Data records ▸

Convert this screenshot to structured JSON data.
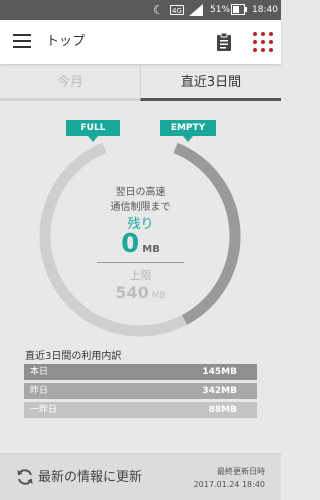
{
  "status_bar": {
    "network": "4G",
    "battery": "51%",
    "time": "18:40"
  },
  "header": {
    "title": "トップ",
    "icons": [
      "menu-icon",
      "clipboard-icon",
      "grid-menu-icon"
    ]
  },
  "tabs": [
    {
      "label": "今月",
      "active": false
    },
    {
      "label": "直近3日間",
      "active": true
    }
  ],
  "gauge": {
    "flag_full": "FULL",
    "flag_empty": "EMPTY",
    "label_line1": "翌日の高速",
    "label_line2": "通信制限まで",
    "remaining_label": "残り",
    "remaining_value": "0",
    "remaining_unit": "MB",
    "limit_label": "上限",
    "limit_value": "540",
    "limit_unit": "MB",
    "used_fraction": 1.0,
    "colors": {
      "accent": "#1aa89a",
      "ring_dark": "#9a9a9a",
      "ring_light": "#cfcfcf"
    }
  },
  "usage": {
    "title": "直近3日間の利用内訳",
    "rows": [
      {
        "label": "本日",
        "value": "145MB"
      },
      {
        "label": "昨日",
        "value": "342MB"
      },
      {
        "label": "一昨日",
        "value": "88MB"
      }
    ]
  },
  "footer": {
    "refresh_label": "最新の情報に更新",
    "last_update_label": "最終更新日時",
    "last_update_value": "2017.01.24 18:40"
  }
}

THE EXERCISE ▸ Omit every image. Quote each record exactly.

CORRECT RESULT ▸
Convert this screenshot to structured JSON data.
{
  "status_bar": {
    "network": "4G",
    "battery": "51%",
    "time": "18:40"
  },
  "header": {
    "title": "トップ",
    "icons": [
      "menu-icon",
      "clipboard-icon",
      "grid-menu-icon"
    ]
  },
  "tabs": [
    {
      "label": "今月",
      "active": false
    },
    {
      "label": "直近3日間",
      "active": true
    }
  ],
  "gauge": {
    "flag_full": "FULL",
    "flag_empty": "EMPTY",
    "label_line1": "翌日の高速",
    "label_line2": "通信制限まで",
    "remaining_label": "残り",
    "remaining_value": "0",
    "remaining_unit": "MB",
    "limit_label": "上限",
    "limit_value": "540",
    "limit_unit": "MB",
    "used_fraction": 1.0,
    "colors": {
      "accent": "#1aa89a",
      "ring_dark": "#9a9a9a",
      "ring_light": "#cfcfcf"
    }
  },
  "usage": {
    "title": "直近3日間の利用内訳",
    "rows": [
      {
        "label": "本日",
        "value": "145MB"
      },
      {
        "label": "昨日",
        "value": "342MB"
      },
      {
        "label": "一昨日",
        "value": "88MB"
      }
    ]
  },
  "footer": {
    "refresh_label": "最新の情報に更新",
    "last_update_label": "最終更新日時",
    "last_update_value": "2017.01.24 18:40"
  }
}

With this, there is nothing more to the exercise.